**Requirements**
Scan the records below for the word "Economic" and give only the number of lines that hold it.

* begin Records to use *

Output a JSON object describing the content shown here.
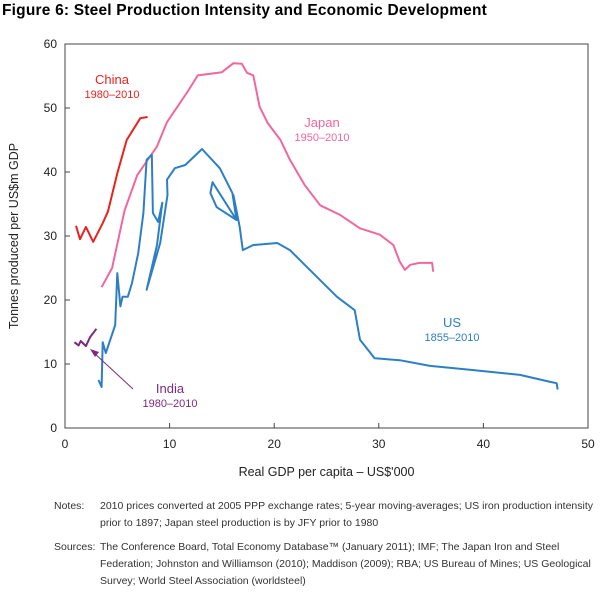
{
  "title": "Figure 6: Steel Production Intensity and Economic Development",
  "chart_data": {
    "type": "line",
    "title": "Figure 6: Steel Production Intensity and Economic Development",
    "xlabel": "Real GDP per capita – US$'000",
    "ylabel": "Tonnes produced per US$m GDP",
    "xlim": [
      0,
      50
    ],
    "ylim": [
      0,
      60
    ],
    "xticks": [
      "0",
      "10",
      "20",
      "30",
      "40",
      "50"
    ],
    "yticks": [
      "0",
      "10",
      "20",
      "30",
      "40",
      "50",
      "60"
    ],
    "grid": false,
    "series": [
      {
        "name": "China",
        "period": "1980–2010",
        "color": "#e8231f",
        "x": [
          1.05,
          1.43,
          2.0,
          2.7,
          3.6,
          4.1,
          5.0,
          5.9,
          7.2,
          7.9
        ],
        "y": [
          31.6,
          29.5,
          31.4,
          29.1,
          32,
          33.8,
          39.8,
          45,
          48.4,
          48.6
        ]
      },
      {
        "name": "Japan",
        "period": "1950–2010",
        "color": "#f0679e",
        "x": [
          3.5,
          4.5,
          5.7,
          6.9,
          8.8,
          9.75,
          11.7,
          12.7,
          15,
          16.1,
          16.9,
          17.4,
          18,
          18.6,
          19.4,
          20.6,
          21.5,
          22.9,
          24.4,
          26.3,
          28.2,
          30.1,
          31.4,
          32,
          32.5,
          33,
          33.9,
          35.1,
          35.2
        ],
        "y": [
          22,
          25,
          34,
          39.5,
          44,
          47.8,
          52.5,
          55.1,
          55.6,
          57,
          56.9,
          55.5,
          55.1,
          50.2,
          47.6,
          45,
          41.9,
          38,
          34.8,
          33.3,
          31.2,
          30.2,
          28.6,
          26,
          24.7,
          25.5,
          25.8,
          25.8,
          24.4
        ]
      },
      {
        "name": "US",
        "period": "1855–2010",
        "color": "#2d7fc5",
        "x": [
          3.2,
          3.5,
          3.6,
          3.9,
          4.8,
          5.0,
          5.3,
          5.5,
          6.0,
          6.4,
          7.0,
          7.5,
          7.8,
          8.3,
          8.4,
          8.9,
          9.3,
          8.8,
          7.8,
          9.1,
          9.8,
          9.75,
          10.5,
          11.5,
          13.1,
          14.8,
          16,
          16.4,
          14.1,
          13.9,
          14.5,
          16.4,
          16.1,
          16.7,
          17,
          18,
          20.3,
          21.5,
          23.1,
          24.4,
          26,
          27.7,
          28.2,
          29.6,
          32,
          34.9,
          38.7,
          43.5,
          46.4,
          47,
          47.1
        ],
        "y": [
          7.5,
          6.4,
          13.4,
          11.7,
          16.1,
          24.2,
          19,
          20.5,
          20.5,
          22.6,
          27.3,
          33.6,
          41.9,
          42.7,
          33.6,
          32.2,
          35.2,
          28.6,
          21.6,
          28.9,
          36.4,
          38.8,
          40.6,
          41.1,
          43.6,
          40.6,
          36.7,
          32.5,
          38.4,
          36.7,
          34.5,
          32.5,
          36.4,
          31.4,
          27.8,
          28.6,
          28.9,
          27.8,
          25.2,
          23.1,
          20.5,
          18.4,
          13.8,
          10.9,
          10.6,
          9.7,
          9.1,
          8.3,
          7.2,
          7,
          6
        ]
      },
      {
        "name": "India",
        "period": "1980–2010",
        "color": "#7b2a7d",
        "x": [
          0.9,
          1.3,
          1.5,
          2.0,
          2.4,
          3.0
        ],
        "y": [
          13.4,
          12.9,
          13.6,
          12.8,
          14.2,
          15.5
        ]
      }
    ]
  },
  "notes_label": "Notes:",
  "notes_text": "2010 prices converted at 2005 PPP exchange rates; 5-year moving-averages; US iron production intensity prior to 1897; Japan steel production is by JFY prior to 1980",
  "sources_label": "Sources:",
  "sources_text": "The Conference Board, Total Economy Database™ (January 2011); IMF; The Japan Iron and Steel Federation; Johnston and Williamson (2010); Maddison (2009); RBA; US Bureau of Mines; US Geological Survey; World Steel Association (worldsteel)"
}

* end Records to use *

**Solution to this exercise**
2